Collected data entries:
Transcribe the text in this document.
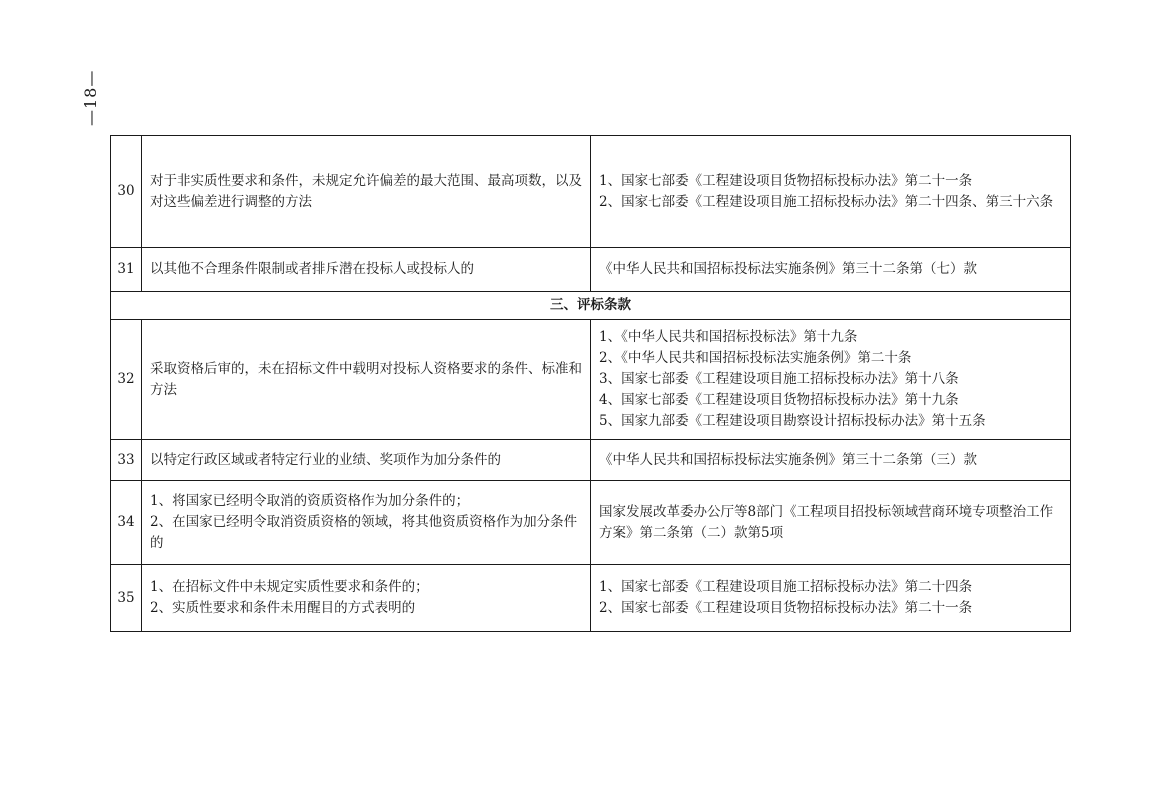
—18—
30	对于非实质性要求和条件，未规定允许偏差的最大范围、最高项数，以及对这些偏差进行调整的方法	1、国家七部委《工程建设项目货物招标投标办法》第二十一条
2、国家七部委《工程建设项目施工招标投标办法》第二十四条、第三十六条

31	以其他不合理条件限制或者排斥潜在投标人或投标人的	《中华人民共和国招标投标法实施条例》第三十二条第（七）款

三、评标条款		
32	采取资格后审的，未在招标文件中载明对投标人资格要求的条件、标准和方法	1、《中华人民共和国招标投标法》第十九条
2、《中华人民共和国招标投标法实施条例》第二十条
3、国家七部委《工程建设项目施工招标投标办法》第十八条
4、国家七部委《工程建设项目货物招标投标办法》第十九条
5、国家九部委《工程建设项目勘察设计招标投标办法》第十五条

33	以特定行政区域或者特定行业的业绩、奖项作为加分条件的	《中华人民共和国招标投标法实施条例》第三十二条第（三）款

34	1、将国家已经明令取消的资质资格作为加分条件的；
2、在国家已经明令取消资质资格的领域，将其他资质资格作为加分条件的	国家发展改革委办公厅等8部门《工程项目招投标领域营商环境专项整治工作方案》第二条第（二）款第5项

35	1、在招标文件中未规定实质性要求和条件的；
2、实质性要求和条件未用醒目的方式表明的	1、国家七部委《工程建设项目施工招标投标办法》第二十四条
2、国家七部委《工程建设项目货物招标投标办法》第二十一条
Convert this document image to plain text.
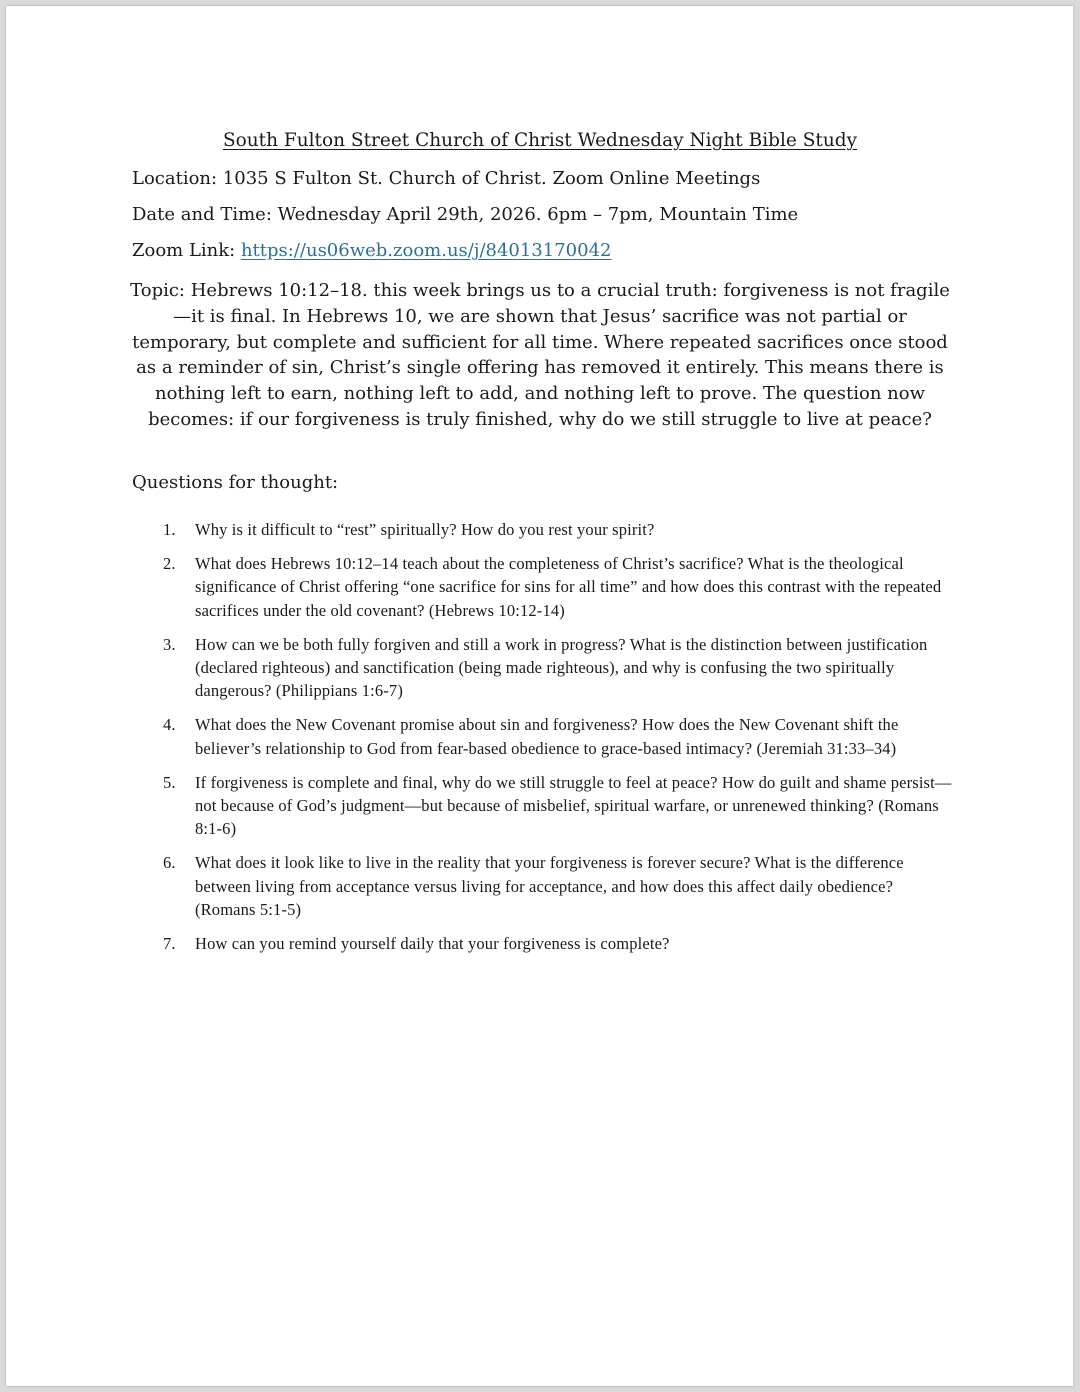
South Fulton Street Church of Christ Wednesday Night Bible Study

Location: 1035 S Fulton St. Church of Christ. Zoom Online Meetings

Date and Time: Wednesday April 29th, 2026. 6pm – 7pm, Mountain Time

Zoom Link: https://us06web.zoom.us/j/84013170042

Topic: Hebrews 10:12–18. this week brings us to a crucial truth: forgiveness is not fragile—it is final. In Hebrews 10, we are shown that Jesus’ sacrifice was not partial or temporary, but complete and sufficient for all time. Where repeated sacrifices once stood as a reminder of sin, Christ’s single offering has removed it entirely. This means there is nothing left to earn, nothing left to add, and nothing left to prove. The question now becomes: if our forgiveness is truly finished, why do we still struggle to live at peace?

Questions for thought:

1. Why is it difficult to “rest” spiritually? How do you rest your spirit?
2. What does Hebrews 10:12–14 teach about the completeness of Christ’s sacrifice? What is the theological significance of Christ offering “one sacrifice for sins for all time” and how does this contrast with the repeated sacrifices under the old covenant? (Hebrews 10:12-14)
3. How can we be both fully forgiven and still a work in progress? What is the distinction between justification (declared righteous) and sanctification (being made righteous), and why is confusing the two spiritually dangerous? (Philippians 1:6-7)
4. What does the New Covenant promise about sin and forgiveness? How does the New Covenant shift the believer’s relationship to God from fear-based obedience to grace-based intimacy? (Jeremiah 31:33–34)
5. If forgiveness is complete and final, why do we still struggle to feel at peace? How do guilt and shame persist—not because of God’s judgment—but because of misbelief, spiritual warfare, or unrenewed thinking? (Romans 8:1-6)
6. What does it look like to live in the reality that your forgiveness is forever secure? What is the difference between living from acceptance versus living for acceptance, and how does this affect daily obedience? (Romans 5:1-5)
7. How can you remind yourself daily that your forgiveness is complete?
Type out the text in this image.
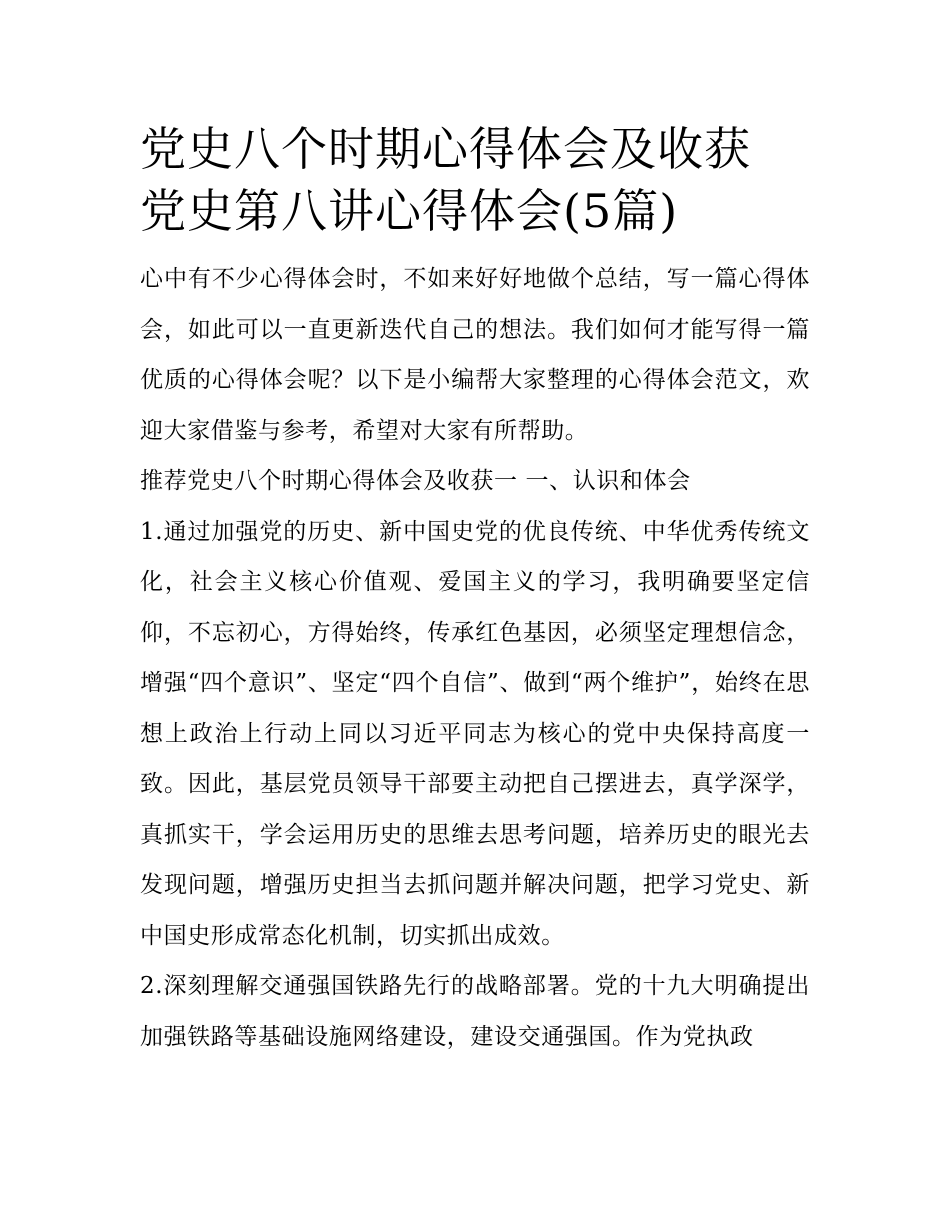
党史八个时期心得体会及收获
党史第八讲心得体会(5篇)

心中有不少心得体会时，不如来好好地做个总结，写一篇心得体会，如此可以一直更新迭代自己的想法。我们如何才能写得一篇优质的心得体会呢？以下是小编帮大家整理的心得体会范文，欢迎大家借鉴与参考，希望对大家有所帮助。

推荐党史八个时期心得体会及收获一 一、认识和体会

1.通过加强党的历史、新中国史党的优良传统、中华优秀传统文化，社会主义核心价值观、爱国主义的学习，我明确要坚定信仰，不忘初心，方得始终，传承红色基因，必须坚定理想信念，增强“四个意识”、坚定“四个自信”、做到“两个维护”，始终在思想上政治上行动上同以习近平同志为核心的党中央保持高度一致。因此，基层党员领导干部要主动把自己摆进去，真学深学，真抓实干，学会运用历史的思维去思考问题，培养历史的眼光去发现问题，增强历史担当去抓问题并解决问题，把学习党史、新中国史形成常态化机制，切实抓出成效。

2.深刻理解交通强国铁路先行的战略部署。党的十九大明确提出加强铁路等基础设施网络建设，建设交通强国。作为党执政
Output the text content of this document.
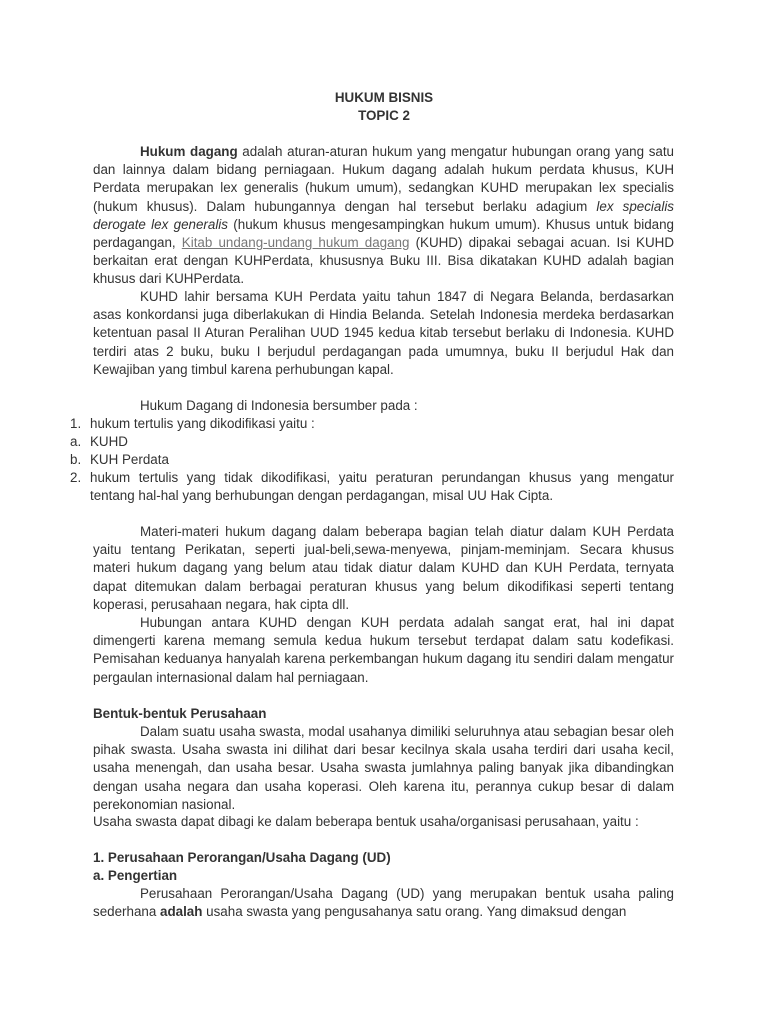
HUKUM BISNIS
TOPIC 2

Hukum dagang adalah aturan-aturan hukum yang mengatur hubungan orang yang satu dan lainnya dalam bidang perniagaan. Hukum dagang adalah hukum perdata khusus, KUH Perdata merupakan lex generalis (hukum umum), sedangkan KUHD merupakan lex specialis (hukum khusus). Dalam hubungannya dengan hal tersebut berlaku adagium lex specialis derogate lex generalis (hukum khusus mengesampingkan hukum umum). Khusus untuk bidang perdagangan, Kitab undang-undang hukum dagang (KUHD) dipakai sebagai acuan. Isi KUHD berkaitan erat dengan KUHPerdata, khususnya Buku III. Bisa dikatakan KUHD adalah bagian khusus dari KUHPerdata.

KUHD lahir bersama KUH Perdata yaitu tahun 1847 di Negara Belanda, berdasarkan asas konkordansi juga diberlakukan di Hindia Belanda. Setelah Indonesia merdeka berdasarkan ketentuan pasal II Aturan Peralihan UUD 1945 kedua kitab tersebut berlaku di Indonesia. KUHD terdiri atas 2 buku, buku I berjudul perdagangan pada umumnya, buku II berjudul Hak dan Kewajiban yang timbul karena perhubungan kapal.

Hukum Dagang di Indonesia bersumber pada :
1. hukum tertulis yang dikodifikasi yaitu :
a. KUHD
b. KUH Perdata
2. hukum tertulis yang tidak dikodifikasi, yaitu peraturan perundangan khusus yang mengatur tentang hal-hal yang berhubungan dengan perdagangan, misal UU Hak Cipta.

Materi-materi hukum dagang dalam beberapa bagian telah diatur dalam KUH Perdata yaitu tentang Perikatan, seperti jual-beli,sewa-menyewa, pinjam-meminjam. Secara khusus materi hukum dagang yang belum atau tidak diatur dalam KUHD dan KUH Perdata, ternyata dapat ditemukan dalam berbagai peraturan khusus yang belum dikodifikasi seperti tentang koperasi, perusahaan negara, hak cipta dll.

Hubungan antara KUHD dengan KUH perdata adalah sangat erat, hal ini dapat dimengerti karena memang semula kedua hukum tersebut terdapat dalam satu kodefikasi. Pemisahan keduanya hanyalah karena perkembangan hukum dagang itu sendiri dalam mengatur pergaulan internasional dalam hal perniagaan.

Bentuk-bentuk Perusahaan

Dalam suatu usaha swasta, modal usahanya dimiliki seluruhnya atau sebagian besar oleh pihak swasta. Usaha swasta ini dilihat dari besar kecilnya skala usaha terdiri dari usaha kecil, usaha menengah, dan usaha besar. Usaha swasta jumlahnya paling banyak jika dibandingkan dengan usaha negara dan usaha koperasi. Oleh karena itu, perannya cukup besar di dalam perekonomian nasional.

Usaha swasta dapat dibagi ke dalam beberapa bentuk usaha/organisasi perusahaan, yaitu :

1. Perusahaan Perorangan/Usaha Dagang (UD)
a. Pengertian

Perusahaan Perorangan/Usaha Dagang (UD) yang merupakan bentuk usaha paling sederhana adalah usaha swasta yang pengusahanya satu orang. Yang dimaksud dengan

◆ **Requirements**: Pull out each line of the records holding the string "国家七部委".

◆ **Problem solution**:
30	对于非实质性要求和条件，未规定允许偏差的最大范围、最高项数，以及对这些偏差进行调整的方法	1、国家七部委《工程建设项目货物招标投标办法》第二十一条
2、国家七部委《工程建设项目施工招标投标办法》第二十四条、第三十六条
3、国家七部委《工程建设项目施工招标投标办法》第十八条
4、国家七部委《工程建设项目货物招标投标办法》第十九条
2、实质性要求和条件未用醒目的方式表明的	1、国家七部委《工程建设项目施工招标投标办法》第二十四条
2、国家七部委《工程建设项目货物招标投标办法》第二十一条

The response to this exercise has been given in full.